* **MATERIAL FOR THE TASK**:
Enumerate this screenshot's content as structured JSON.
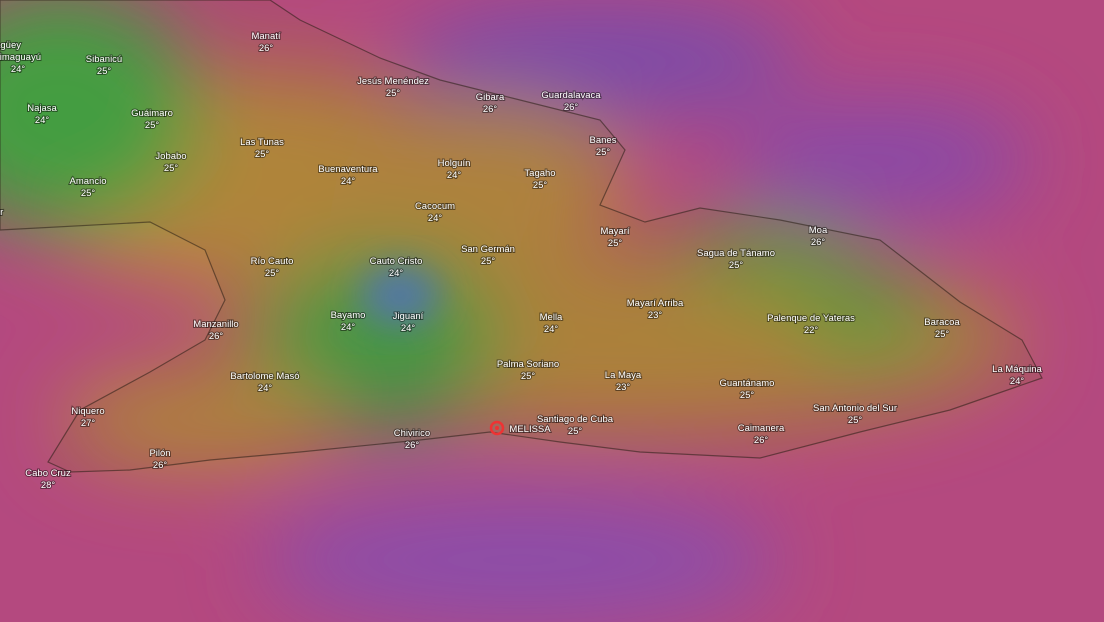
{
  "places": [
    {
      "name": "Camagüey"
    },
    {
      "name": "Jimaguayú",
      "temp": "24°"
    },
    {
      "name": "Sibanicú",
      "temp": "25°"
    },
    {
      "name": "Manatí",
      "temp": "26°"
    },
    {
      "name": "Jesús Menéndez",
      "temp": "25°"
    },
    {
      "name": "Gibara",
      "temp": "26°"
    },
    {
      "name": "Guardalavaca",
      "temp": "26°"
    },
    {
      "name": "Najasa",
      "temp": "24°"
    },
    {
      "name": "Guáimaro",
      "temp": "25°"
    },
    {
      "name": "Las Tunas",
      "temp": "25°"
    },
    {
      "name": "Banes",
      "temp": "25°"
    },
    {
      "name": "Jobabo",
      "temp": "25°"
    },
    {
      "name": "Buenaventura",
      "temp": "24°"
    },
    {
      "name": "Holguín",
      "temp": "24°"
    },
    {
      "name": "Tagaho",
      "temp": "25°"
    },
    {
      "name": "Amancio",
      "temp": "25°"
    },
    {
      "name": "Florida Sur"
    },
    {
      "name": "Cacocum",
      "temp": "24°"
    },
    {
      "name": "Mayarí",
      "temp": "25°"
    },
    {
      "name": "Moa",
      "temp": "26°"
    },
    {
      "name": "San Germán",
      "temp": "25°"
    },
    {
      "name": "Sagua de Tánamo",
      "temp": "25°"
    },
    {
      "name": "Río Cauto",
      "temp": "25°"
    },
    {
      "name": "Cauto Cristo",
      "temp": "24°"
    },
    {
      "name": "Mayarí Arriba",
      "temp": "23°"
    },
    {
      "name": "Bayamo",
      "temp": "24°"
    },
    {
      "name": "Jiguaní",
      "temp": "24°"
    },
    {
      "name": "Mella",
      "temp": "24°"
    },
    {
      "name": "Palenque de Yateras",
      "temp": "22°"
    },
    {
      "name": "Baracoa",
      "temp": "25°"
    },
    {
      "name": "Manzanillo",
      "temp": "26°"
    },
    {
      "name": "Palma Soriano",
      "temp": "25°"
    },
    {
      "name": "La Máquina",
      "temp": "24°"
    },
    {
      "name": "Bartolome Masó",
      "temp": "24°"
    },
    {
      "name": "La Maya",
      "temp": "23°"
    },
    {
      "name": "Guantánamo",
      "temp": "25°"
    },
    {
      "name": "San Antonio del Sur",
      "temp": "25°"
    },
    {
      "name": "Niquero",
      "temp": "27°"
    },
    {
      "name": "Santiago de Cuba",
      "temp": "25°"
    },
    {
      "name": "Caimanera",
      "temp": "26°"
    },
    {
      "name": "Chivirico",
      "temp": "26°"
    },
    {
      "name": "Pilón",
      "temp": "26°"
    },
    {
      "name": "Cabo Cruz",
      "temp": "28°"
    }
  ],
  "storm": {
    "name": "MELISSA"
  }
}
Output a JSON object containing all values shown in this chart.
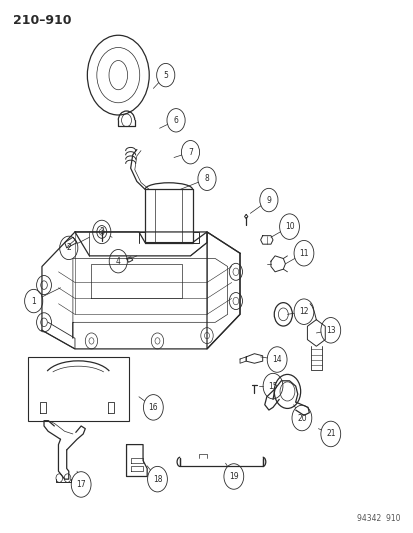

* **AIM**: Filter the entries down to the lines with the word "this" in them.

* **FULL RESPONSE**:
Enumerate this screenshot's content as structured JSON.
Output a JSON object containing all values shown in this chart.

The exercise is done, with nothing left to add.